Problem to work on »
For each line of the data below that holds "Output", copy the line.

Provided data »
begin

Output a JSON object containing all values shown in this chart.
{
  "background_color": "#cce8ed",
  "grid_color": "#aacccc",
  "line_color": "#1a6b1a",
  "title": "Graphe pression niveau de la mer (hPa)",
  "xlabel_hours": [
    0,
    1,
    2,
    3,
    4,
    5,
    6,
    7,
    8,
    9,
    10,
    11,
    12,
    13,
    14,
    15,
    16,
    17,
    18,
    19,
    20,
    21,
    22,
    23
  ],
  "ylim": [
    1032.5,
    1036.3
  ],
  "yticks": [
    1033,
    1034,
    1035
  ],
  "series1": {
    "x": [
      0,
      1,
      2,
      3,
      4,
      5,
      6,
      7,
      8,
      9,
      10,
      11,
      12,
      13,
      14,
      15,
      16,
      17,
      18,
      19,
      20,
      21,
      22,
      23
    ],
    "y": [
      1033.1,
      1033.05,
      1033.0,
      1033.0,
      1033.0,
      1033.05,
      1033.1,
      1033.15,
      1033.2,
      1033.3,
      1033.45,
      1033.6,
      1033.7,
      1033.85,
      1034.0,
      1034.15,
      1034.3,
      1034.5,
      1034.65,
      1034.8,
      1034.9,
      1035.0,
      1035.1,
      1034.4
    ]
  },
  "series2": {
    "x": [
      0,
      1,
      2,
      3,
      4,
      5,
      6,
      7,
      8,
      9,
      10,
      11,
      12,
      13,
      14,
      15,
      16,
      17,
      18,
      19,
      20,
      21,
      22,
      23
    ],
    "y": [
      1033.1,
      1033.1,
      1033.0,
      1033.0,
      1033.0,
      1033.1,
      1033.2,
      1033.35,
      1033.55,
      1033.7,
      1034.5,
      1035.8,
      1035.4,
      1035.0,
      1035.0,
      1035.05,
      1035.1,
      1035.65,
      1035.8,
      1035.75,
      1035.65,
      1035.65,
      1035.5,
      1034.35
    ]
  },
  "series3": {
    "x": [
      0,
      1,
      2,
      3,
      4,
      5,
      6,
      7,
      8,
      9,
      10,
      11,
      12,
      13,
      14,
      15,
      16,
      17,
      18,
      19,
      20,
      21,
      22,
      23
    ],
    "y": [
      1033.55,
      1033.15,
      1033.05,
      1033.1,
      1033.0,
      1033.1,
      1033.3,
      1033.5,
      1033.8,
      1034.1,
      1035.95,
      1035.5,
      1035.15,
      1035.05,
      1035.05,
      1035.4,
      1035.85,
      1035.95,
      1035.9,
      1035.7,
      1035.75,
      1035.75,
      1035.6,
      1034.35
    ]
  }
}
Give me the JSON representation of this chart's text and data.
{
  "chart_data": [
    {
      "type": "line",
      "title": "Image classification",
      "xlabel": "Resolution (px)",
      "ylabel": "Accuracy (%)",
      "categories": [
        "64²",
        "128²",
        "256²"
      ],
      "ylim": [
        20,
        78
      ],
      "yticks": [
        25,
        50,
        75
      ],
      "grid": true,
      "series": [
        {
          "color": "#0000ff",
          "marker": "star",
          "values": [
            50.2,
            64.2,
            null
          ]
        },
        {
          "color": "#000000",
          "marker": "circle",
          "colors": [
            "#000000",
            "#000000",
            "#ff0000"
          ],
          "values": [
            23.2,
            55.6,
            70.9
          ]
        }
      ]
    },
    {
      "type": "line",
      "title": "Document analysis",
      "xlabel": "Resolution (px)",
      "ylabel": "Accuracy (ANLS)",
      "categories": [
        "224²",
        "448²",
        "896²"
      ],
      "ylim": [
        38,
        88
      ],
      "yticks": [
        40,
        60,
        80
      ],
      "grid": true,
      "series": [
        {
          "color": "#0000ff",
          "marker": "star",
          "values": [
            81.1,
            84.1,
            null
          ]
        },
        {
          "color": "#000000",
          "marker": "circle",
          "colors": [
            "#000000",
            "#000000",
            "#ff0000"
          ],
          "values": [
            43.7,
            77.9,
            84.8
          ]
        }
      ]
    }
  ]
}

end
begin

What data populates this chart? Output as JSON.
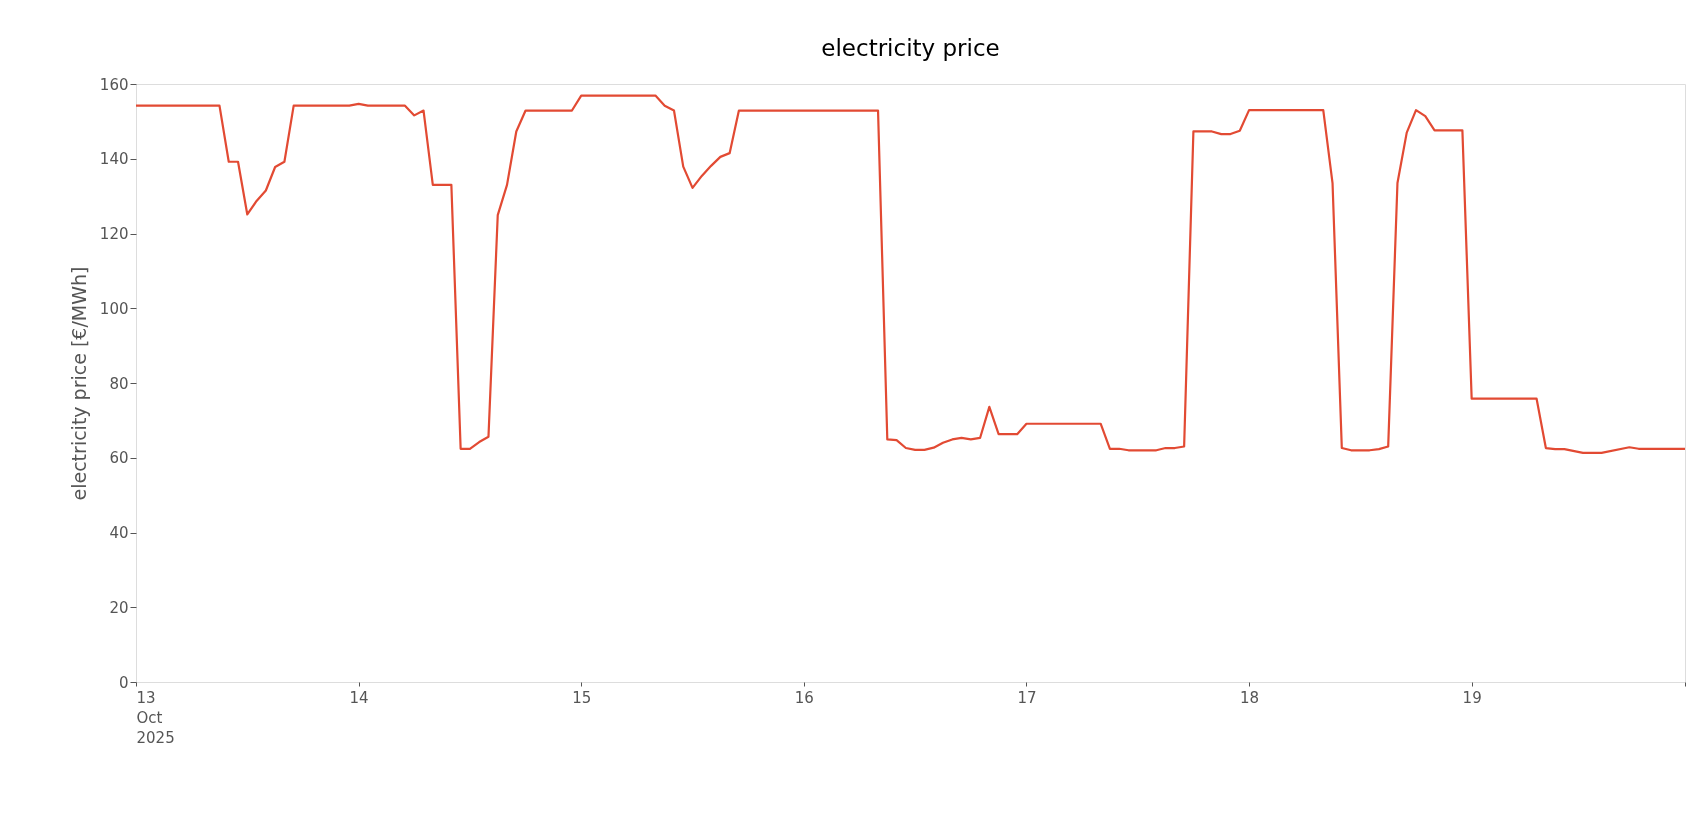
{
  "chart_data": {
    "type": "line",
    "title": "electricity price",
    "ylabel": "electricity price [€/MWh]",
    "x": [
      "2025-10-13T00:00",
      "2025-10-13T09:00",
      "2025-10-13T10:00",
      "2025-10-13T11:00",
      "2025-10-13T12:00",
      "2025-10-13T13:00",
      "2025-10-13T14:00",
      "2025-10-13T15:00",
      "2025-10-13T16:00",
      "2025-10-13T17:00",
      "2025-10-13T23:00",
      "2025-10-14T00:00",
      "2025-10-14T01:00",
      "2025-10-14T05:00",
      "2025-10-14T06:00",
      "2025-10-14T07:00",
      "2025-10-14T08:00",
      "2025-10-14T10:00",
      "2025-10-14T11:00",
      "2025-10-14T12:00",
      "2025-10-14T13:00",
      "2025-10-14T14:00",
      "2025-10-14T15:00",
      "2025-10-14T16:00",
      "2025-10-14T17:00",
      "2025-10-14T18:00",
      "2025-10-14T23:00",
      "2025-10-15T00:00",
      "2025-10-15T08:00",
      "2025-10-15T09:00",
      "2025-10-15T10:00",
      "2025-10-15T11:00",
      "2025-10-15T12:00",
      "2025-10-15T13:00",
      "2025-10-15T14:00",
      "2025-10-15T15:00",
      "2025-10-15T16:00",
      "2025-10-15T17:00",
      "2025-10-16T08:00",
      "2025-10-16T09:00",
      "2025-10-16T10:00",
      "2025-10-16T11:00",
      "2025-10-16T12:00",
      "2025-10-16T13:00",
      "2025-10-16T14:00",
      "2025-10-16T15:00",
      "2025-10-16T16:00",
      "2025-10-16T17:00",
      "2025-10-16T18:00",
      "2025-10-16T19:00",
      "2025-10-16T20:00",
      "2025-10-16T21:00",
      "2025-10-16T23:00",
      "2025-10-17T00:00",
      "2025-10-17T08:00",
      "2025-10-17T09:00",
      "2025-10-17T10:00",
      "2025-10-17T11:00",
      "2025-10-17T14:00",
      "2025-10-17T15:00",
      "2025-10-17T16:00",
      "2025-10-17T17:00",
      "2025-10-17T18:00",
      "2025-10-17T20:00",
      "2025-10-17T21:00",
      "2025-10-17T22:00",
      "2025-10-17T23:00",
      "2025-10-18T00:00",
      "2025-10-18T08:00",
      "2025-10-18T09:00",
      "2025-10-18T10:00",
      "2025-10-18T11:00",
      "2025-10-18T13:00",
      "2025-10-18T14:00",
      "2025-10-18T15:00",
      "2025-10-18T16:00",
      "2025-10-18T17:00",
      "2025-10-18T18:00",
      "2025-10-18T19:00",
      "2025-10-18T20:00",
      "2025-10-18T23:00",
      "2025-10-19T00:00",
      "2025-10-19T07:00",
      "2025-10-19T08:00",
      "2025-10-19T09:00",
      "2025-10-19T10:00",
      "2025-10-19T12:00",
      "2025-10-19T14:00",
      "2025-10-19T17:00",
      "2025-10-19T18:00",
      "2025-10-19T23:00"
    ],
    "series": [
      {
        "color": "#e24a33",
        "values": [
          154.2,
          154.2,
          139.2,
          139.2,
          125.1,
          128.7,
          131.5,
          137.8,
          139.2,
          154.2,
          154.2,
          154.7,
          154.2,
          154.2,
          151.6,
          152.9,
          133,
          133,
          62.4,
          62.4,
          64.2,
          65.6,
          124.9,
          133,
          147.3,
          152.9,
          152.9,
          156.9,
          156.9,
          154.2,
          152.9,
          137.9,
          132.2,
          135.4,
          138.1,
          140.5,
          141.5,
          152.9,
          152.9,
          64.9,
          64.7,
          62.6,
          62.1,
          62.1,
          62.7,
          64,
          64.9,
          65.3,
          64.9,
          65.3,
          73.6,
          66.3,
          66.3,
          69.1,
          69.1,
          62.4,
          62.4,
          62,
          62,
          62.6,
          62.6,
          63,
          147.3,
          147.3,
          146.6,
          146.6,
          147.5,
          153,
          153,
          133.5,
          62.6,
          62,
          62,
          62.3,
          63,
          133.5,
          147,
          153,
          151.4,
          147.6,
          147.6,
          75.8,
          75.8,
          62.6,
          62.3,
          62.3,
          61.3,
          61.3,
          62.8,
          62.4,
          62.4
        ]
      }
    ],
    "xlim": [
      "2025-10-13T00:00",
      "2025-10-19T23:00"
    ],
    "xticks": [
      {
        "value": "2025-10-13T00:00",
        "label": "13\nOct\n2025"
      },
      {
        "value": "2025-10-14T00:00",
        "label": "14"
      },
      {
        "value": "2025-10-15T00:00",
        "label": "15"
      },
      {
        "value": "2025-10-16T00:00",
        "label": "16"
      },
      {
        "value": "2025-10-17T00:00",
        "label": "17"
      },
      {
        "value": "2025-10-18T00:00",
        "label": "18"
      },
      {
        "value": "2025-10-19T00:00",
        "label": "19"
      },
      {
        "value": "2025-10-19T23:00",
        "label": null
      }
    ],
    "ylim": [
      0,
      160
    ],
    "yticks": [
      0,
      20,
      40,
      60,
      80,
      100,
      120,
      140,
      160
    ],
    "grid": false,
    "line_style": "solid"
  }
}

end

Completed task »
Output a JSON object containing all values shown in this chart.
What data populates this chart? Output as JSON.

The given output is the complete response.